• [Rows]:
• • • • • • •
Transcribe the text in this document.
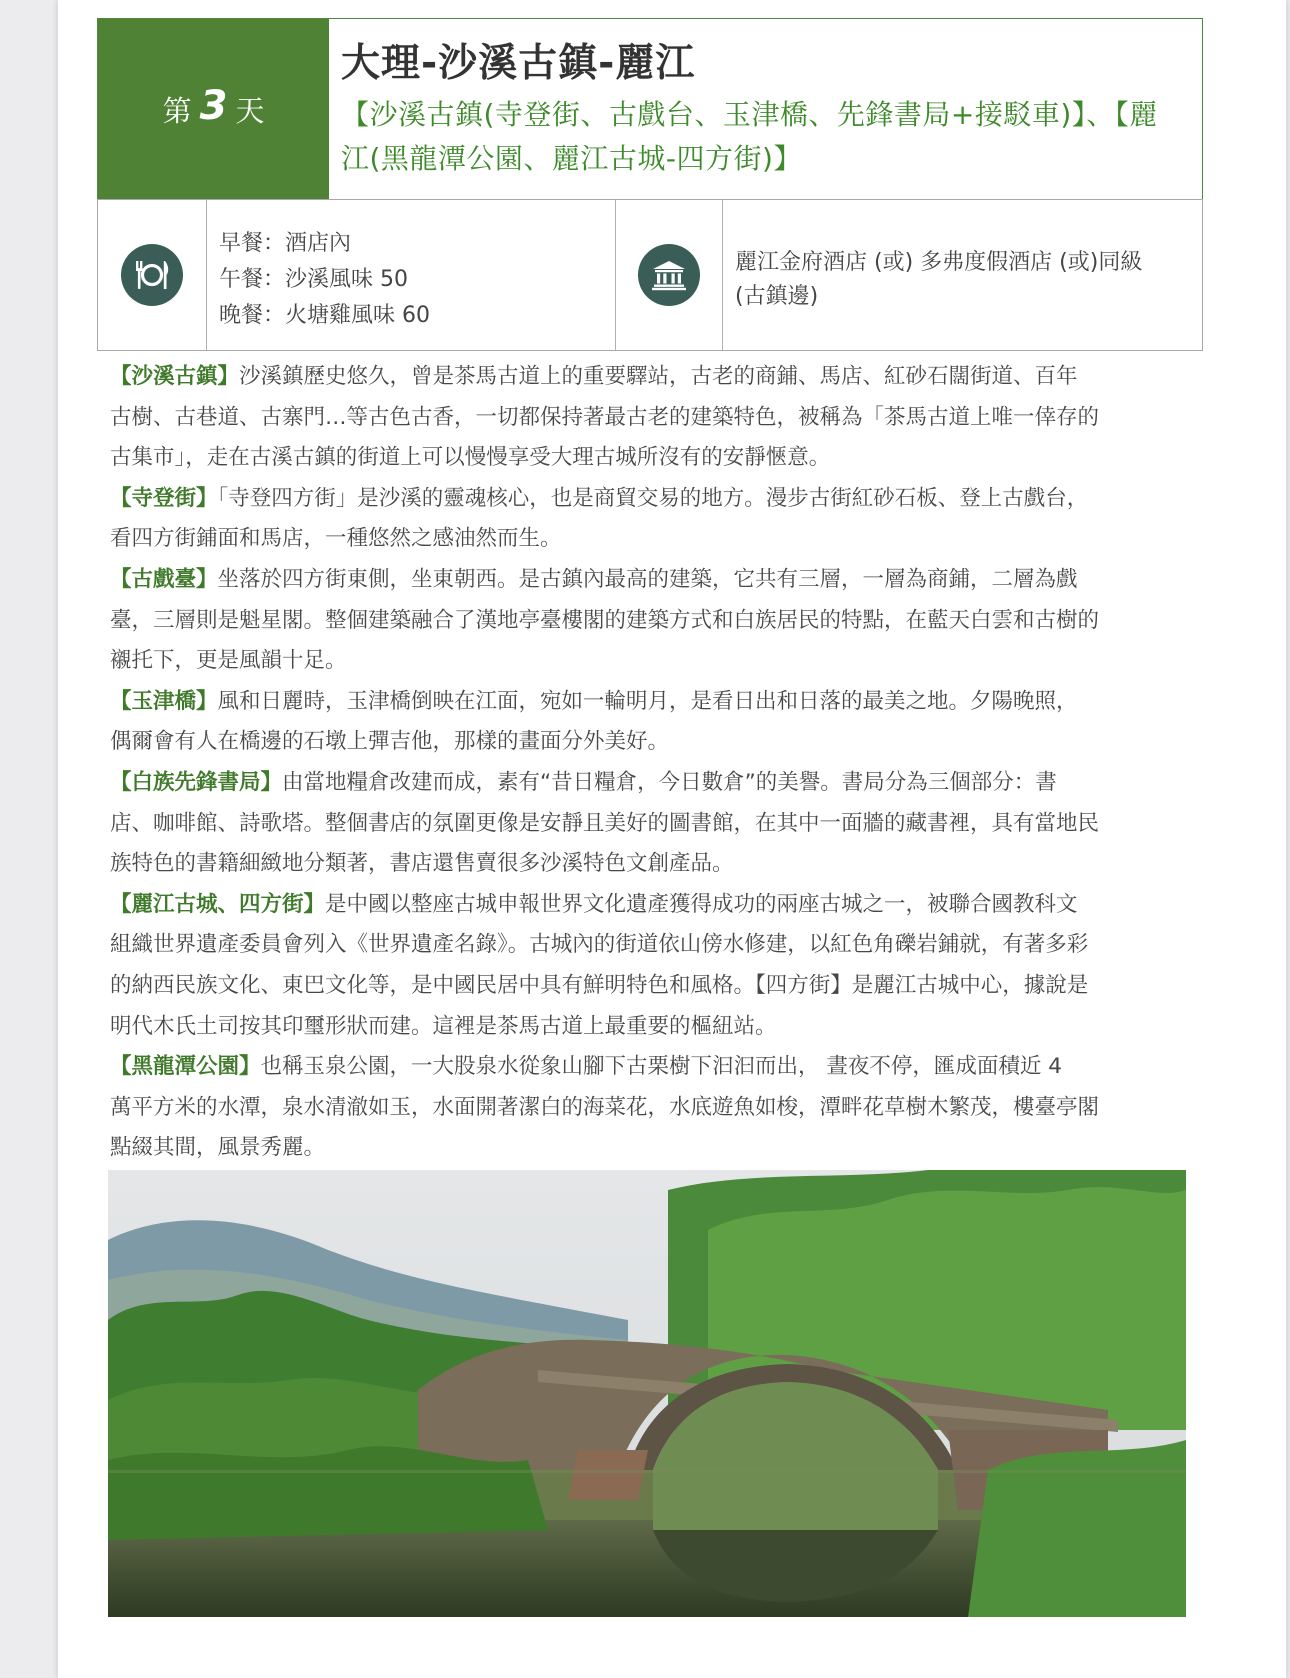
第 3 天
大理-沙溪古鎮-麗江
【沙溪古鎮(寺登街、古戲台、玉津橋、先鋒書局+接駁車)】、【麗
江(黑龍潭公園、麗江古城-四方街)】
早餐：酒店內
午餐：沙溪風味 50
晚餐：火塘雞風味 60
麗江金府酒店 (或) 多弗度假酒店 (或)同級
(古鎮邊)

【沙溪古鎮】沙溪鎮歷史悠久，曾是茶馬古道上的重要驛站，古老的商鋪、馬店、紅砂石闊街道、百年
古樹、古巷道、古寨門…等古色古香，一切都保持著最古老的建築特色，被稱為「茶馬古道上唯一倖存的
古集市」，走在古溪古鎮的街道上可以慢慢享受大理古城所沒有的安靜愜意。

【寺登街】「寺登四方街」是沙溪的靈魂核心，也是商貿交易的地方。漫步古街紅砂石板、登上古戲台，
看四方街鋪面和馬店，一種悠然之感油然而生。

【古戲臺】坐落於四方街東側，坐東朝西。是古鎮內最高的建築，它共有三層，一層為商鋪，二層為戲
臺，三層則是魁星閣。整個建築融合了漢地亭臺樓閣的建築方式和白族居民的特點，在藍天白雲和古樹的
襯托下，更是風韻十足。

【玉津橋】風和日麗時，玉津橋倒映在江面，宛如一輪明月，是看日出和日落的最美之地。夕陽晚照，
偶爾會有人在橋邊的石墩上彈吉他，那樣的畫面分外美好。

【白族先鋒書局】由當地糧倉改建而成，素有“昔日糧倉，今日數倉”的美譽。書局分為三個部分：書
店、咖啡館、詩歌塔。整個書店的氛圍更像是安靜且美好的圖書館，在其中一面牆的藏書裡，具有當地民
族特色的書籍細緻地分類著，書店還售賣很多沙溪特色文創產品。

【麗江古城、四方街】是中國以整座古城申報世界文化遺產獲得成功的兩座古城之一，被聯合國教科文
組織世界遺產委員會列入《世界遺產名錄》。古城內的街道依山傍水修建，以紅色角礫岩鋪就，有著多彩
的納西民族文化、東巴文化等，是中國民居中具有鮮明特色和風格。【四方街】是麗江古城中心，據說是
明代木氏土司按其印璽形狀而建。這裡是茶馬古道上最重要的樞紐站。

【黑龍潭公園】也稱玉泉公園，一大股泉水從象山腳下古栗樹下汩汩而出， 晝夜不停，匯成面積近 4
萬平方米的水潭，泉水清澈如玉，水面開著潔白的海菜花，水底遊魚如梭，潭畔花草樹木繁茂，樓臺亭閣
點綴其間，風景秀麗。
• • • • • • •
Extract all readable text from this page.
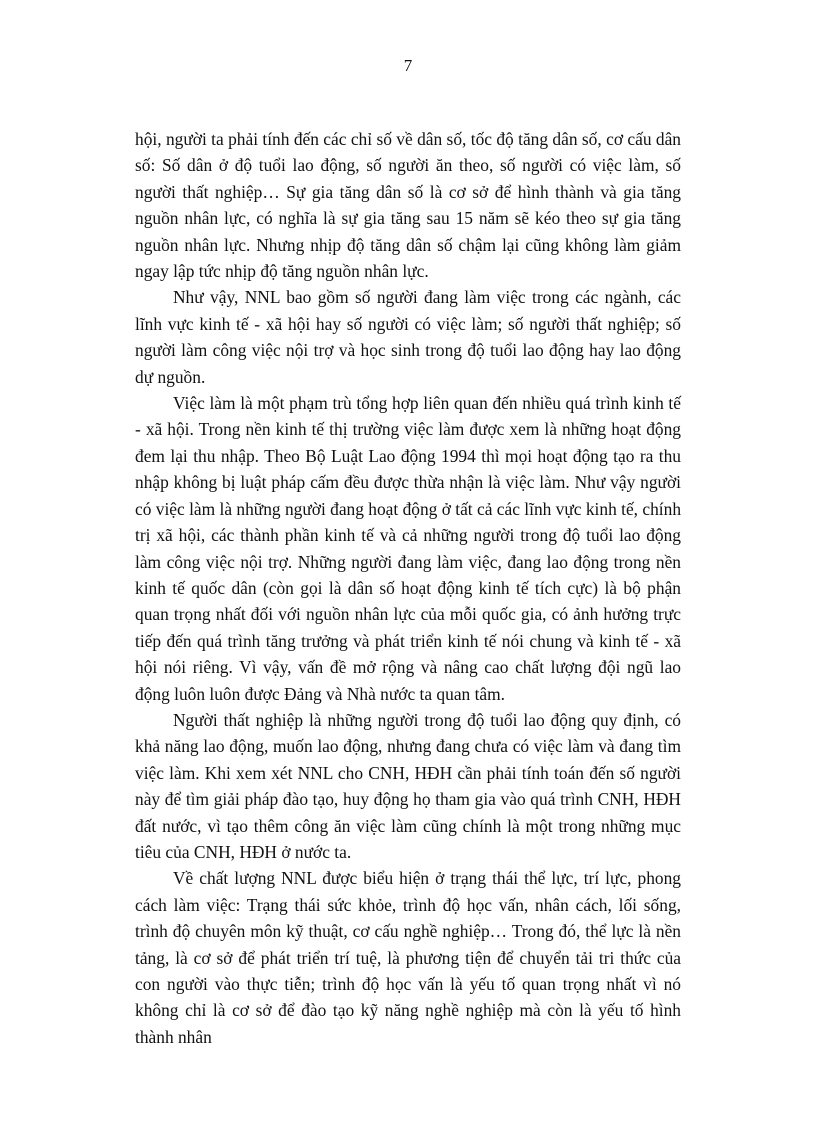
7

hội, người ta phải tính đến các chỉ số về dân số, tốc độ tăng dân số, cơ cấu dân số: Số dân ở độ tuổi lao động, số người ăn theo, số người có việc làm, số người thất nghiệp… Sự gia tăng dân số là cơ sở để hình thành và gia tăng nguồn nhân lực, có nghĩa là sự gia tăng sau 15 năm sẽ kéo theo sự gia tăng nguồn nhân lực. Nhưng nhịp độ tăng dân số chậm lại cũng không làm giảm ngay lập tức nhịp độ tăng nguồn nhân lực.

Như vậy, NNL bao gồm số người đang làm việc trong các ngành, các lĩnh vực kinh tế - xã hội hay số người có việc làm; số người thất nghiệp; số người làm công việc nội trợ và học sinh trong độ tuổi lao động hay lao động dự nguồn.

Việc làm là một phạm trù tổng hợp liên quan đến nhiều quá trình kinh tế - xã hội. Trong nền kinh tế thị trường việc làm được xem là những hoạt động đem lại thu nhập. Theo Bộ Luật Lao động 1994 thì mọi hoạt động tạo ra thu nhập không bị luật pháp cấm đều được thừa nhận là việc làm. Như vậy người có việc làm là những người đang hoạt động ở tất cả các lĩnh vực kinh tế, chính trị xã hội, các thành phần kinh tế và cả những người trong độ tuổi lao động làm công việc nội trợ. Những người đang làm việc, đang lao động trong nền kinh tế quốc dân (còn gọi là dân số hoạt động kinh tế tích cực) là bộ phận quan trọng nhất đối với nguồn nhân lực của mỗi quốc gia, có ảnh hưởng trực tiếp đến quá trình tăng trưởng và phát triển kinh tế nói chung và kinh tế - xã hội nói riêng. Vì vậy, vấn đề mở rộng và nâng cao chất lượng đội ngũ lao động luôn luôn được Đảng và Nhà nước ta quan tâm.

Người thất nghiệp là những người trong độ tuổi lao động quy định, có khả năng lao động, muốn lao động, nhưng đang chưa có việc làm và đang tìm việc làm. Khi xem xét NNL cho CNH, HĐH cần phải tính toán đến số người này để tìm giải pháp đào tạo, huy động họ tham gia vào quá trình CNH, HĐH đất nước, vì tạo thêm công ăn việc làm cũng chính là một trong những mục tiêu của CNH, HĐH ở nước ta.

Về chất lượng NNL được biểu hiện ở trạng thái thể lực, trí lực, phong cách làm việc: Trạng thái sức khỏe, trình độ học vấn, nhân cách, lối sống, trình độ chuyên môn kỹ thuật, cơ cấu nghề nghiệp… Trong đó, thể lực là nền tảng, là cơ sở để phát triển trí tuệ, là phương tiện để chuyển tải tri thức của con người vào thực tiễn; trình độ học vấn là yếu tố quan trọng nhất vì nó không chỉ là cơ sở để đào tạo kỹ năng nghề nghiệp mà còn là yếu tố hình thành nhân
• • • • • • •
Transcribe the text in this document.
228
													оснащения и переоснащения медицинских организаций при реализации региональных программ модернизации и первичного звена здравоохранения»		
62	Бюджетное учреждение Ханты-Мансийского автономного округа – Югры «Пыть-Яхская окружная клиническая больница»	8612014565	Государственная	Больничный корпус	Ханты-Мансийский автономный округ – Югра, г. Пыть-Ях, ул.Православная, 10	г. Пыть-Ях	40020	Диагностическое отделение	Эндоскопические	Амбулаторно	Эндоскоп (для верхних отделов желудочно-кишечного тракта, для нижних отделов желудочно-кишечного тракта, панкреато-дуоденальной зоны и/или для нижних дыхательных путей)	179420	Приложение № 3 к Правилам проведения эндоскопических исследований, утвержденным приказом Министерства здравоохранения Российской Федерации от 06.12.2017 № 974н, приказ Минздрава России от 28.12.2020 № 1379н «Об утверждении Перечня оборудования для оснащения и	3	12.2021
• • • • • • •
• [Problem statement]:
Copy every line above that holds the word "quan".

• [Answer to this task]:
Việc làm là một phạm trù tổng hợp liên quan đến nhiều quá trình kinh tế - xã hội. Trong nền kinh tế thị trường việc làm được xem là những hoạt động đem lại thu nhập. Theo Bộ Luật Lao động 1994 thì mọi hoạt động tạo ra thu nhập không bị luật pháp cấm đều được thừa nhận là việc làm. Như vậy người có việc làm là những người đang hoạt động ở tất cả các lĩnh vực kinh tế, chính trị xã hội, các thành phần kinh tế và cả những người trong độ tuổi lao động làm công việc nội trợ. Những người đang làm việc, đang lao động trong nền kinh tế quốc dân (còn gọi là dân số hoạt động kinh tế tích cực) là bộ phận quan trọng nhất đối với nguồn nhân lực của mỗi quốc gia, có ảnh hưởng trực tiếp đến quá trình tăng trưởng và phát triển kinh tế nói chung và kinh tế - xã hội nói riêng. Vì vậy, vấn đề mở rộng và nâng cao chất lượng đội ngũ lao động luôn luôn được Đảng và Nhà nước ta quan tâm.
Về chất lượng NNL được biểu hiện ở trạng thái thể lực, trí lực, phong cách làm việc: Trạng thái sức khỏe, trình độ học vấn, nhân cách, lối sống, trình độ chuyên môn kỹ thuật, cơ cấu nghề nghiệp… Trong đó, thể lực là nền tảng, là cơ sở để phát triển trí tuệ, là phương tiện để chuyển tải tri thức của con người vào thực tiễn; trình độ học vấn là yếu tố quan trọng nhất vì nó không chỉ là cơ sở để đào tạo kỹ năng nghề nghiệp mà còn là yếu tố hình thành nhân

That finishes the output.